Exercise objective -
Write out all of the entries exactly, please.

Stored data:
* * * * * * *

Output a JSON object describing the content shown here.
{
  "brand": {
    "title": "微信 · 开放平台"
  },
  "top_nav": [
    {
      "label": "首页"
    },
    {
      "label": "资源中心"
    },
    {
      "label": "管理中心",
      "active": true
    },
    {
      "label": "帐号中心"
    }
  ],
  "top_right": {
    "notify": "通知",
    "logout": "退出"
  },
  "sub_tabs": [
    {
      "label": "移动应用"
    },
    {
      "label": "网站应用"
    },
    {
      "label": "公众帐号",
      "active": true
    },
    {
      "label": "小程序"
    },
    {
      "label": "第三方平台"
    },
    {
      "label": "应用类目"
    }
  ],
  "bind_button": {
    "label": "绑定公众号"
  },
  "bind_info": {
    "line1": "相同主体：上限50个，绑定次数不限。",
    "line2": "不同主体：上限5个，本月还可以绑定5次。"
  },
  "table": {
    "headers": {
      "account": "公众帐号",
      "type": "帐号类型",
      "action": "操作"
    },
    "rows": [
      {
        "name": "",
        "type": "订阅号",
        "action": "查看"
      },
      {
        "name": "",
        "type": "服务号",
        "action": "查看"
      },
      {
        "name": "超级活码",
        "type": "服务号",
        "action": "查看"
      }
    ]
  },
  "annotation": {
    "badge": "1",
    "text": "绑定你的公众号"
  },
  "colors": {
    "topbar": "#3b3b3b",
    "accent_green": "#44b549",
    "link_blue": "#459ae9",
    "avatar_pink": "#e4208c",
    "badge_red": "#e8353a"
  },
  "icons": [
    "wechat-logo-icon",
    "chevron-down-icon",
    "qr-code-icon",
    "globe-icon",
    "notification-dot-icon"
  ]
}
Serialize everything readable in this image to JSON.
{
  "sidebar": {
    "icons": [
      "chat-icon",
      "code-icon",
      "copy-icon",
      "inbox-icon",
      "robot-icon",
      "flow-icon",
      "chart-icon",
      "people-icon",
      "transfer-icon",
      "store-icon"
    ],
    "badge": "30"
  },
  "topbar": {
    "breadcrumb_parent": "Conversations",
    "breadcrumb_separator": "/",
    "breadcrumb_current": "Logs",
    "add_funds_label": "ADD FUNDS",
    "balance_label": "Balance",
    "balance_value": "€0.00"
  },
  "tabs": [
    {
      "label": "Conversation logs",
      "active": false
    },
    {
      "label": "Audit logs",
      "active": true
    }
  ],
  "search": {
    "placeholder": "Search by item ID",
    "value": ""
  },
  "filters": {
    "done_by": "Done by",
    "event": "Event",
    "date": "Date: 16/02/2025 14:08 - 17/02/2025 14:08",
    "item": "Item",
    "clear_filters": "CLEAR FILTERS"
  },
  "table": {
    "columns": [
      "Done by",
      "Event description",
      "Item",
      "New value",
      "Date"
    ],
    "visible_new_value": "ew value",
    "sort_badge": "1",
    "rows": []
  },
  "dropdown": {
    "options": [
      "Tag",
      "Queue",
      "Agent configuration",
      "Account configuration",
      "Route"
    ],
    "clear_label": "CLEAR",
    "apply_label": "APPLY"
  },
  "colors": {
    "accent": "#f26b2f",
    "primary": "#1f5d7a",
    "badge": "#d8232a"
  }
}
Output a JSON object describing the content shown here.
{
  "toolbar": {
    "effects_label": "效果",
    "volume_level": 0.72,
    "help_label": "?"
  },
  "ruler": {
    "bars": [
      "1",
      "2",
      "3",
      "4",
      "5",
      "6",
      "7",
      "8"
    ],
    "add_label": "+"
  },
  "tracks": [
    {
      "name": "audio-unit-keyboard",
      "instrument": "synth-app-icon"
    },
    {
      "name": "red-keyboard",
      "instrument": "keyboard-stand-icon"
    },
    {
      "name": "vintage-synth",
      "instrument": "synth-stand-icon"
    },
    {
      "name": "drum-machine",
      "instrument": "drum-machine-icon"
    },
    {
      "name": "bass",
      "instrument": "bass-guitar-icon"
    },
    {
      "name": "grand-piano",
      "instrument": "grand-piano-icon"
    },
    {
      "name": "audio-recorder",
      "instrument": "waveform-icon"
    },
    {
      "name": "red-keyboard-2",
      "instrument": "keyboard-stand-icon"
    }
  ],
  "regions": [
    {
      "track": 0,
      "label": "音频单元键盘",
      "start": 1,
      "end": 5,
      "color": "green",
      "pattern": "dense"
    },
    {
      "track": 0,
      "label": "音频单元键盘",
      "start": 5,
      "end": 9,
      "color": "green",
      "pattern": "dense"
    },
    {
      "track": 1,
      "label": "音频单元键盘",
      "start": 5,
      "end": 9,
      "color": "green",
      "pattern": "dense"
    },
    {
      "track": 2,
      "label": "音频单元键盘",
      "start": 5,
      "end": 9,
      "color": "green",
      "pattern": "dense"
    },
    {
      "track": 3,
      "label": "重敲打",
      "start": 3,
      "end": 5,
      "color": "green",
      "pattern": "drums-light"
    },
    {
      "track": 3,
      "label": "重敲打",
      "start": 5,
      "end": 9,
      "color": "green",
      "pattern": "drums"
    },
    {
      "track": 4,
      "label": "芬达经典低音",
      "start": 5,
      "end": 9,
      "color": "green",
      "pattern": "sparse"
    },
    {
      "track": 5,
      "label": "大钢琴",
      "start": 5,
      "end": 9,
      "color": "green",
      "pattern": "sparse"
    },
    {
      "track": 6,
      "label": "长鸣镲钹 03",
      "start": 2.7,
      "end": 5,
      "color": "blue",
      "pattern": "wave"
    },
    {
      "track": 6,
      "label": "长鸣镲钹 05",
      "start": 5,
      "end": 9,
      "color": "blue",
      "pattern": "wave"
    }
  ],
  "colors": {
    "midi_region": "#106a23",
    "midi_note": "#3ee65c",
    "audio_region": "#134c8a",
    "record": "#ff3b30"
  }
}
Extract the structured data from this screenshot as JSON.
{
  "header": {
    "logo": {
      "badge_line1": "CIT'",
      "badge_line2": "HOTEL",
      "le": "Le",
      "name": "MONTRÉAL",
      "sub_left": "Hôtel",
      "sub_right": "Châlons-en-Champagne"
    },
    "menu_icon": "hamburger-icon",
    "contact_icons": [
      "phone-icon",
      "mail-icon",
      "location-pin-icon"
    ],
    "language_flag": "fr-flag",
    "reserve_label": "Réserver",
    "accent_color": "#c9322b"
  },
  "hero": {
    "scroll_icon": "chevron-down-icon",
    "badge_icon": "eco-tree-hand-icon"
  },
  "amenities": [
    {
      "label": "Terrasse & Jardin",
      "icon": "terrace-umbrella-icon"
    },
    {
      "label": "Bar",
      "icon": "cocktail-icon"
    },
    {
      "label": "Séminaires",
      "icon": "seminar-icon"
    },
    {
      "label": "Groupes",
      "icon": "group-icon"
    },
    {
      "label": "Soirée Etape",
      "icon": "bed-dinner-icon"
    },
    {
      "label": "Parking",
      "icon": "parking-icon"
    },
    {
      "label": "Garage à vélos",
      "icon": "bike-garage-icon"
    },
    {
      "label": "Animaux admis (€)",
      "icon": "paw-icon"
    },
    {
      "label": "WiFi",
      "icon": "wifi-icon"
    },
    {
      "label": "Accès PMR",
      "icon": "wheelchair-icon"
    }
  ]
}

* * * * * * *

Output for this exercise -
Output a JSON object describing the content shown here.
{
  "brand": {
    "title": "微信 · 开放平台"
  },
  "top_nav": [
    {
      "label": "首页"
    },
    {
      "label": "资源中心"
    },
    {
      "label": "管理中心",
      "active": true
    },
    {
      "label": "帐号中心"
    }
  ],
  "top_right": {
    "notify": "通知",
    "logout": "退出"
  },
  "sub_tabs": [
    {
      "label": "移动应用"
    },
    {
      "label": "网站应用"
    },
    {
      "label": "公众帐号",
      "active": true
    },
    {
      "label": "小程序"
    },
    {
      "label": "第三方平台"
    },
    {
      "label": "应用类目"
    }
  ],
  "bind_button": {
    "label": "绑定公众号"
  },
  "bind_info": {
    "line1": "相同主体：上限50个，绑定次数不限。",
    "line2": "不同主体：上限5个，本月还可以绑定5次。"
  },
  "table": {
    "headers": {
      "account": "公众帐号",
      "type": "帐号类型",
      "action": "操作"
    },
    "rows": [
      {
        "name": "",
        "type": "订阅号",
        "action": "查看"
      },
      {
        "name": "",
        "type": "服务号",
        "action": "查看"
      },
      {
        "name": "超级活码",
        "type": "服务号",
        "action": "查看"
      }
    ]
  },
  "annotation": {
    "badge": "1",
    "text": "绑定你的公众号"
  },
  "colors": {
    "topbar": "#3b3b3b",
    "accent_green": "#44b549",
    "link_blue": "#459ae9",
    "avatar_pink": "#e4208c",
    "badge_red": "#e8353a"
  },
  "icons": [
    "wechat-logo-icon",
    "chevron-down-icon",
    "qr-code-icon",
    "globe-icon",
    "notification-dot-icon"
  ]
}
Serialize everything readable in this image to JSON.
{
  "sidebar": {
    "icons": [
      "chat-icon",
      "code-icon",
      "copy-icon",
      "inbox-icon",
      "robot-icon",
      "flow-icon",
      "chart-icon",
      "people-icon",
      "transfer-icon",
      "store-icon"
    ],
    "badge": "30"
  },
  "topbar": {
    "breadcrumb_parent": "Conversations",
    "breadcrumb_separator": "/",
    "breadcrumb_current": "Logs",
    "add_funds_label": "ADD FUNDS",
    "balance_label": "Balance",
    "balance_value": "€0.00"
  },
  "tabs": [
    {
      "label": "Conversation logs",
      "active": false
    },
    {
      "label": "Audit logs",
      "active": true
    }
  ],
  "search": {
    "placeholder": "Search by item ID",
    "value": ""
  },
  "filters": {
    "done_by": "Done by",
    "event": "Event",
    "date": "Date: 16/02/2025 14:08 - 17/02/2025 14:08",
    "item": "Item",
    "clear_filters": "CLEAR FILTERS"
  },
  "table": {
    "columns": [
      "Done by",
      "Event description",
      "Item",
      "New value",
      "Date"
    ],
    "visible_new_value": "ew value",
    "sort_badge": "1",
    "rows": []
  },
  "dropdown": {
    "options": [
      "Tag",
      "Queue",
      "Agent configuration",
      "Account configuration",
      "Route"
    ],
    "clear_label": "CLEAR",
    "apply_label": "APPLY"
  },
  "colors": {
    "accent": "#f26b2f",
    "primary": "#1f5d7a",
    "badge": "#d8232a"
  }
}
Output a JSON object describing the content shown here.
{
  "toolbar": {
    "effects_label": "效果",
    "volume_level": 0.72,
    "help_label": "?"
  },
  "ruler": {
    "bars": [
      "1",
      "2",
      "3",
      "4",
      "5",
      "6",
      "7",
      "8"
    ],
    "add_label": "+"
  },
  "tracks": [
    {
      "name": "audio-unit-keyboard",
      "instrument": "synth-app-icon"
    },
    {
      "name": "red-keyboard",
      "instrument": "keyboard-stand-icon"
    },
    {
      "name": "vintage-synth",
      "instrument": "synth-stand-icon"
    },
    {
      "name": "drum-machine",
      "instrument": "drum-machine-icon"
    },
    {
      "name": "bass",
      "instrument": "bass-guitar-icon"
    },
    {
      "name": "grand-piano",
      "instrument": "grand-piano-icon"
    },
    {
      "name": "audio-recorder",
      "instrument": "waveform-icon"
    },
    {
      "name": "red-keyboard-2",
      "instrument": "keyboard-stand-icon"
    }
  ],
  "regions": [
    {
      "track": 0,
      "label": "音频单元键盘",
      "start": 1,
      "end": 5,
      "color": "green",
      "pattern": "dense"
    },
    {
      "track": 0,
      "label": "音频单元键盘",
      "start": 5,
      "end": 9,
      "color": "green",
      "pattern": "dense"
    },
    {
      "track": 1,
      "label": "音频单元键盘",
      "start": 5,
      "end": 9,
      "color": "green",
      "pattern": "dense"
    },
    {
      "track": 2,
      "label": "音频单元键盘",
      "start": 5,
      "end": 9,
      "color": "green",
      "pattern": "dense"
    },
    {
      "track": 3,
      "label": "重敲打",
      "start": 3,
      "end": 5,
      "color": "green",
      "pattern": "drums-light"
    },
    {
      "track": 3,
      "label": "重敲打",
      "start": 5,
      "end": 9,
      "color": "green",
      "pattern": "drums"
    },
    {
      "track": 4,
      "label": "芬达经典低音",
      "start": 5,
      "end": 9,
      "color": "green",
      "pattern": "sparse"
    },
    {
      "track": 5,
      "label": "大钢琴",
      "start": 5,
      "end": 9,
      "color": "green",
      "pattern": "sparse"
    },
    {
      "track": 6,
      "label": "长鸣镲钹 03",
      "start": 2.7,
      "end": 5,
      "color": "blue",
      "pattern": "wave"
    },
    {
      "track": 6,
      "label": "长鸣镲钹 05",
      "start": 5,
      "end": 9,
      "color": "blue",
      "pattern": "wave"
    }
  ],
  "colors": {
    "midi_region": "#106a23",
    "midi_note": "#3ee65c",
    "audio_region": "#134c8a",
    "record": "#ff3b30"
  }
}
Extract the structured data from this screenshot as JSON.
{
  "header": {
    "logo": {
      "badge_line1": "CIT'",
      "badge_line2": "HOTEL",
      "le": "Le",
      "name": "MONTRÉAL",
      "sub_left": "Hôtel",
      "sub_right": "Châlons-en-Champagne"
    },
    "menu_icon": "hamburger-icon",
    "contact_icons": [
      "phone-icon",
      "mail-icon",
      "location-pin-icon"
    ],
    "language_flag": "fr-flag",
    "reserve_label": "Réserver",
    "accent_color": "#c9322b"
  },
  "hero": {
    "scroll_icon": "chevron-down-icon",
    "badge_icon": "eco-tree-hand-icon"
  },
  "amenities": [
    {
      "label": "Terrasse & Jardin",
      "icon": "terrace-umbrella-icon"
    },
    {
      "label": "Bar",
      "icon": "cocktail-icon"
    },
    {
      "label": "Séminaires",
      "icon": "seminar-icon"
    },
    {
      "label": "Groupes",
      "icon": "group-icon"
    },
    {
      "label": "Soirée Etape",
      "icon": "bed-dinner-icon"
    },
    {
      "label": "Parking",
      "icon": "parking-icon"
    },
    {
      "label": "Garage à vélos",
      "icon": "bike-garage-icon"
    },
    {
      "label": "Animaux admis (€)",
      "icon": "paw-icon"
    },
    {
      "label": "WiFi",
      "icon": "wifi-icon"
    },
    {
      "label": "Accès PMR",
      "icon": "wheelchair-icon"
    }
  ]
}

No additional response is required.